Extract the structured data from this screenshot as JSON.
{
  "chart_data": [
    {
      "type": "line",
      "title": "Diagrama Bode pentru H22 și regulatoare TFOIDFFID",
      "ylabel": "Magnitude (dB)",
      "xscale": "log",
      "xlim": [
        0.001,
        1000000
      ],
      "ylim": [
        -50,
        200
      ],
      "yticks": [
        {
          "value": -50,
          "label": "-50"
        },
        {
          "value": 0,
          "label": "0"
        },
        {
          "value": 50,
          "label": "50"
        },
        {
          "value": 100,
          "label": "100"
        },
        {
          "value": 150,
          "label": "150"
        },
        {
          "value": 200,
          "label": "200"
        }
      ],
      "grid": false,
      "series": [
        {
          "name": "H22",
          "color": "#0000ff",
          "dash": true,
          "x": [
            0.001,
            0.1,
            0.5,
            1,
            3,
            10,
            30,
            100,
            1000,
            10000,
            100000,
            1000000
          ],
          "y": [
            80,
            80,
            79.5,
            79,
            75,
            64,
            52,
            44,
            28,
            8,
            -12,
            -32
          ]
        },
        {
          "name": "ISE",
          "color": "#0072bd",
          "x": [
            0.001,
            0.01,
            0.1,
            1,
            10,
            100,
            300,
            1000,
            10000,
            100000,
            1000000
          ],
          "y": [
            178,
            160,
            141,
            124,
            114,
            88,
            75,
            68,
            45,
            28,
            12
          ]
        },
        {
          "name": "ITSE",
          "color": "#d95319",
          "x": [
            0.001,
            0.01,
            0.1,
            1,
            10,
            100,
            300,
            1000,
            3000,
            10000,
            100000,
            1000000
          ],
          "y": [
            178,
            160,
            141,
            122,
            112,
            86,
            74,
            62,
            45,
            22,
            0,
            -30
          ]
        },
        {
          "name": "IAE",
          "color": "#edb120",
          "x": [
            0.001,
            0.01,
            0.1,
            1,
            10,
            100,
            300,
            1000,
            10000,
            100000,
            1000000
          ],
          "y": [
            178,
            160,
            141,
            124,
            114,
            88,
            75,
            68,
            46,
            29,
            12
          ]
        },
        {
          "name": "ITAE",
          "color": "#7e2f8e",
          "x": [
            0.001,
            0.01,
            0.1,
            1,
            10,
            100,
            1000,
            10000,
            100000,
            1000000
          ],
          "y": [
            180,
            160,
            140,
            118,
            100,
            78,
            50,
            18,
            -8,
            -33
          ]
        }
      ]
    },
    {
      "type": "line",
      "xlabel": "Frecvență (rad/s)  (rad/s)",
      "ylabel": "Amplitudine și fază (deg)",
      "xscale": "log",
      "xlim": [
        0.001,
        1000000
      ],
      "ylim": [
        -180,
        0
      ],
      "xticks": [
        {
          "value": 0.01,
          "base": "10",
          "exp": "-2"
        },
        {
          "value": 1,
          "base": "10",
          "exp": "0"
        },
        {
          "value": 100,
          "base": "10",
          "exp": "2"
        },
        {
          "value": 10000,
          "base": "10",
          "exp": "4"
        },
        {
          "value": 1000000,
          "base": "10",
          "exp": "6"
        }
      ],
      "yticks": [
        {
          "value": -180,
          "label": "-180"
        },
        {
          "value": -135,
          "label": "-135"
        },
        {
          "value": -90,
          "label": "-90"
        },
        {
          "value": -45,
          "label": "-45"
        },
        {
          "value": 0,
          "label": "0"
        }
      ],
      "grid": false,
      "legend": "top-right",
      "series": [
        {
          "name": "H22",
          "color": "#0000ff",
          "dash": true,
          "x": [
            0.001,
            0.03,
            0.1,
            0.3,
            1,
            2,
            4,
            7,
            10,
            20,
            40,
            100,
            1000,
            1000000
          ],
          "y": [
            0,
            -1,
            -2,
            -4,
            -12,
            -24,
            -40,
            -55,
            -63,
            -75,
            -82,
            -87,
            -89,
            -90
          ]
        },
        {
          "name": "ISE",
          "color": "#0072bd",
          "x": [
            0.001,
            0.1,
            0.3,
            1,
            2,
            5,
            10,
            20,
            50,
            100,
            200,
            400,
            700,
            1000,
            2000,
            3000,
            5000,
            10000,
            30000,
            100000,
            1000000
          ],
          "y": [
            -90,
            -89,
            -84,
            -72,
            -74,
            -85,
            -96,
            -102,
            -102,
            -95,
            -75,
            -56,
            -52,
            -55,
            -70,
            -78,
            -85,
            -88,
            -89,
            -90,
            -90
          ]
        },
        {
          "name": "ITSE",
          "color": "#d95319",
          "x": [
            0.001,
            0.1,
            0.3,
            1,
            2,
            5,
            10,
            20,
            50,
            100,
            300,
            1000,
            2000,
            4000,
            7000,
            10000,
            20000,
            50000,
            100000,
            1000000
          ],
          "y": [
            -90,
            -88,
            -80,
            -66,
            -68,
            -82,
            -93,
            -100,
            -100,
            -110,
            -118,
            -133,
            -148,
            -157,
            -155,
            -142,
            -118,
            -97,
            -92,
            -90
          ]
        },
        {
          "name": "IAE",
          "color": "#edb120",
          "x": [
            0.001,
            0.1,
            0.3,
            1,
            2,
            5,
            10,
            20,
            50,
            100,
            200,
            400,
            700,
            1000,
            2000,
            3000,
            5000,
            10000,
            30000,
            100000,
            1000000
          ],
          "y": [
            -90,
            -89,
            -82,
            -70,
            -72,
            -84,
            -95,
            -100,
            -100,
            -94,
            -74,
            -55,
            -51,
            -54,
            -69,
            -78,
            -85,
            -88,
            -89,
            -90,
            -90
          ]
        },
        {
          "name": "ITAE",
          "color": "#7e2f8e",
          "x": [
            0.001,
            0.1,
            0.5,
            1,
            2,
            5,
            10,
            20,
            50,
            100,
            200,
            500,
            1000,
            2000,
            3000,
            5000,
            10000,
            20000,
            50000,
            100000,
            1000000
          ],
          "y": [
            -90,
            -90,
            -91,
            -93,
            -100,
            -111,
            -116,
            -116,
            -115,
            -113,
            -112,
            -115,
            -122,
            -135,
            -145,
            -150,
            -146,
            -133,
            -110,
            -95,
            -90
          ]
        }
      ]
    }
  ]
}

# # # # #

Write out each line of the data above again, exactly as given.

Extract the structured data from this screenshot as JSON.
{
  "chart_data": [
    {
      "type": "line",
      "title": "Diagrama Bode pentru H22 și regulatoare TFOIDFFID",
      "ylabel": "Magnitude (dB)",
      "xscale": "log",
      "xlim": [
        0.001,
        1000000
      ],
      "ylim": [
        -50,
        200
      ],
      "yticks": [
        {
          "value": -50,
          "label": "-50"
        },
        {
          "value": 0,
          "label": "0"
        },
        {
          "value": 50,
          "label": "50"
        },
        {
          "value": 100,
          "label": "100"
        },
        {
          "value": 150,
          "label": "150"
        },
        {
          "value": 200,
          "label": "200"
        }
      ],
      "grid": false,
      "series": [
        {
          "name": "H22",
          "color": "#0000ff",
          "dash": true,
          "x": [
            0.001,
            0.1,
            0.5,
            1,
            3,
            10,
            30,
            100,
            1000,
            10000,
            100000,
            1000000
          ],
          "y": [
            80,
            80,
            79.5,
            79,
            75,
            64,
            52,
            44,
            28,
            8,
            -12,
            -32
          ]
        },
        {
          "name": "ISE",
          "color": "#0072bd",
          "x": [
            0.001,
            0.01,
            0.1,
            1,
            10,
            100,
            300,
            1000,
            10000,
            100000,
            1000000
          ],
          "y": [
            178,
            160,
            141,
            124,
            114,
            88,
            75,
            68,
            45,
            28,
            12
          ]
        },
        {
          "name": "ITSE",
          "color": "#d95319",
          "x": [
            0.001,
            0.01,
            0.1,
            1,
            10,
            100,
            300,
            1000,
            3000,
            10000,
            100000,
            1000000
          ],
          "y": [
            178,
            160,
            141,
            122,
            112,
            86,
            74,
            62,
            45,
            22,
            0,
            -30
          ]
        },
        {
          "name": "IAE",
          "color": "#edb120",
          "x": [
            0.001,
            0.01,
            0.1,
            1,
            10,
            100,
            300,
            1000,
            10000,
            100000,
            1000000
          ],
          "y": [
            178,
            160,
            141,
            124,
            114,
            88,
            75,
            68,
            46,
            29,
            12
          ]
        },
        {
          "name": "ITAE",
          "color": "#7e2f8e",
          "x": [
            0.001,
            0.01,
            0.1,
            1,
            10,
            100,
            1000,
            10000,
            100000,
            1000000
          ],
          "y": [
            180,
            160,
            140,
            118,
            100,
            78,
            50,
            18,
            -8,
            -33
          ]
        }
      ]
    },
    {
      "type": "line",
      "xlabel": "Frecvență (rad/s)  (rad/s)",
      "ylabel": "Amplitudine și fază (deg)",
      "xscale": "log",
      "xlim": [
        0.001,
        1000000
      ],
      "ylim": [
        -180,
        0
      ],
      "xticks": [
        {
          "value": 0.01,
          "base": "10",
          "exp": "-2"
        },
        {
          "value": 1,
          "base": "10",
          "exp": "0"
        },
        {
          "value": 100,
          "base": "10",
          "exp": "2"
        },
        {
          "value": 10000,
          "base": "10",
          "exp": "4"
        },
        {
          "value": 1000000,
          "base": "10",
          "exp": "6"
        }
      ],
      "yticks": [
        {
          "value": -180,
          "label": "-180"
        },
        {
          "value": -135,
          "label": "-135"
        },
        {
          "value": -90,
          "label": "-90"
        },
        {
          "value": -45,
          "label": "-45"
        },
        {
          "value": 0,
          "label": "0"
        }
      ],
      "grid": false,
      "legend": "top-right",
      "series": [
        {
          "name": "H22",
          "color": "#0000ff",
          "dash": true,
          "x": [
            0.001,
            0.03,
            0.1,
            0.3,
            1,
            2,
            4,
            7,
            10,
            20,
            40,
            100,
            1000,
            1000000
          ],
          "y": [
            0,
            -1,
            -2,
            -4,
            -12,
            -24,
            -40,
            -55,
            -63,
            -75,
            -82,
            -87,
            -89,
            -90
          ]
        },
        {
          "name": "ISE",
          "color": "#0072bd",
          "x": [
            0.001,
            0.1,
            0.3,
            1,
            2,
            5,
            10,
            20,
            50,
            100,
            200,
            400,
            700,
            1000,
            2000,
            3000,
            5000,
            10000,
            30000,
            100000,
            1000000
          ],
          "y": [
            -90,
            -89,
            -84,
            -72,
            -74,
            -85,
            -96,
            -102,
            -102,
            -95,
            -75,
            -56,
            -52,
            -55,
            -70,
            -78,
            -85,
            -88,
            -89,
            -90,
            -90
          ]
        },
        {
          "name": "ITSE",
          "color": "#d95319",
          "x": [
            0.001,
            0.1,
            0.3,
            1,
            2,
            5,
            10,
            20,
            50,
            100,
            300,
            1000,
            2000,
            4000,
            7000,
            10000,
            20000,
            50000,
            100000,
            1000000
          ],
          "y": [
            -90,
            -88,
            -80,
            -66,
            -68,
            -82,
            -93,
            -100,
            -100,
            -110,
            -118,
            -133,
            -148,
            -157,
            -155,
            -142,
            -118,
            -97,
            -92,
            -90
          ]
        },
        {
          "name": "IAE",
          "color": "#edb120",
          "x": [
            0.001,
            0.1,
            0.3,
            1,
            2,
            5,
            10,
            20,
            50,
            100,
            200,
            400,
            700,
            1000,
            2000,
            3000,
            5000,
            10000,
            30000,
            100000,
            1000000
          ],
          "y": [
            -90,
            -89,
            -82,
            -70,
            -72,
            -84,
            -95,
            -100,
            -100,
            -94,
            -74,
            -55,
            -51,
            -54,
            -69,
            -78,
            -85,
            -88,
            -89,
            -90,
            -90
          ]
        },
        {
          "name": "ITAE",
          "color": "#7e2f8e",
          "x": [
            0.001,
            0.1,
            0.5,
            1,
            2,
            5,
            10,
            20,
            50,
            100,
            200,
            500,
            1000,
            2000,
            3000,
            5000,
            10000,
            20000,
            50000,
            100000,
            1000000
          ],
          "y": [
            -90,
            -90,
            -91,
            -93,
            -100,
            -111,
            -116,
            -116,
            -115,
            -113,
            -112,
            -115,
            -122,
            -135,
            -145,
            -150,
            -146,
            -133,
            -110,
            -95,
            -90
          ]
        }
      ]
    }
  ]
}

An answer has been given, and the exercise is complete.